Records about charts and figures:

--------

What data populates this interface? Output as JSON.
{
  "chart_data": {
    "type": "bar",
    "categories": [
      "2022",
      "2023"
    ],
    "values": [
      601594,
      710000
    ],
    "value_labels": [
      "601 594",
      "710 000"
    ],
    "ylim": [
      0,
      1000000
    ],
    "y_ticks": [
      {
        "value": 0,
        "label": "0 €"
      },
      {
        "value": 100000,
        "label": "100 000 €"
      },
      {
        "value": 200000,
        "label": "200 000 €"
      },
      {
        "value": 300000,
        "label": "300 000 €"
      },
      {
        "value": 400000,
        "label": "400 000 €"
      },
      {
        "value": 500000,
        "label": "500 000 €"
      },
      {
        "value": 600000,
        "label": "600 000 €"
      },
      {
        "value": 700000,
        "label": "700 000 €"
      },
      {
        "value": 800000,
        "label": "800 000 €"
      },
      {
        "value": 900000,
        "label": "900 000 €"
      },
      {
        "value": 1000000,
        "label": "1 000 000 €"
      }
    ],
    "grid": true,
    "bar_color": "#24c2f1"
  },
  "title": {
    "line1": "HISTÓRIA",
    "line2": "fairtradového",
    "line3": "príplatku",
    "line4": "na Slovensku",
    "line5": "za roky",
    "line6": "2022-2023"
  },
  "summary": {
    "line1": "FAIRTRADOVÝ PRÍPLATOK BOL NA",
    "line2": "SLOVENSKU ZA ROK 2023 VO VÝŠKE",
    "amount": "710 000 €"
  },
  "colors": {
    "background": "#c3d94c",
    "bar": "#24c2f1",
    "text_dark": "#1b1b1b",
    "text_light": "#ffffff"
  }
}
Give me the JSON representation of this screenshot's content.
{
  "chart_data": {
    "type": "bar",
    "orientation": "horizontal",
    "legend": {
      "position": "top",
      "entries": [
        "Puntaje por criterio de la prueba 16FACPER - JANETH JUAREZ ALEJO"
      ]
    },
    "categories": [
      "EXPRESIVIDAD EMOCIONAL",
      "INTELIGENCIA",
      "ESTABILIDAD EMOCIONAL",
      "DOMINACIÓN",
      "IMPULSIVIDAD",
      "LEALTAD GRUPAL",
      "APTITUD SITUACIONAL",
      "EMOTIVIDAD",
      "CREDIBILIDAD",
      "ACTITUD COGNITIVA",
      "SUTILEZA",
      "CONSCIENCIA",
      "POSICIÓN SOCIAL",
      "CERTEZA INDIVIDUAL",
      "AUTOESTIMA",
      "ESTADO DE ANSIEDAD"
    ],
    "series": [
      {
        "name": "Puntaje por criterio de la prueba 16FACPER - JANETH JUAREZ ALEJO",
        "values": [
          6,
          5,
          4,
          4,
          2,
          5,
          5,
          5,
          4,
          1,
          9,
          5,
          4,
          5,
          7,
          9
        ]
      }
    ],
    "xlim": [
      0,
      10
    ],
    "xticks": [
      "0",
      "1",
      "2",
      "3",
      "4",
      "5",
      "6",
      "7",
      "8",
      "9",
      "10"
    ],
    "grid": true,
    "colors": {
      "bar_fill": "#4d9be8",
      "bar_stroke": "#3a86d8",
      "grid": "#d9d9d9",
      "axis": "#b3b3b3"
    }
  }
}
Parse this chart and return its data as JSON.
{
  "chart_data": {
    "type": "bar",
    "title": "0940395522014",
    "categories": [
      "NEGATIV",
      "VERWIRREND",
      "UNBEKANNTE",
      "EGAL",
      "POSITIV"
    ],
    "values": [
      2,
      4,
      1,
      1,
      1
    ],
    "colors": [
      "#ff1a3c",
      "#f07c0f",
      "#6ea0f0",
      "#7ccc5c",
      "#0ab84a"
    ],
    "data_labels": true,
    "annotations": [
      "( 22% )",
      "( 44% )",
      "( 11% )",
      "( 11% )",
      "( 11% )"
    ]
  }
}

--------

- Task details: Give solely the number of lines in the data that contain the string "prueba".

- Completed exercise: 2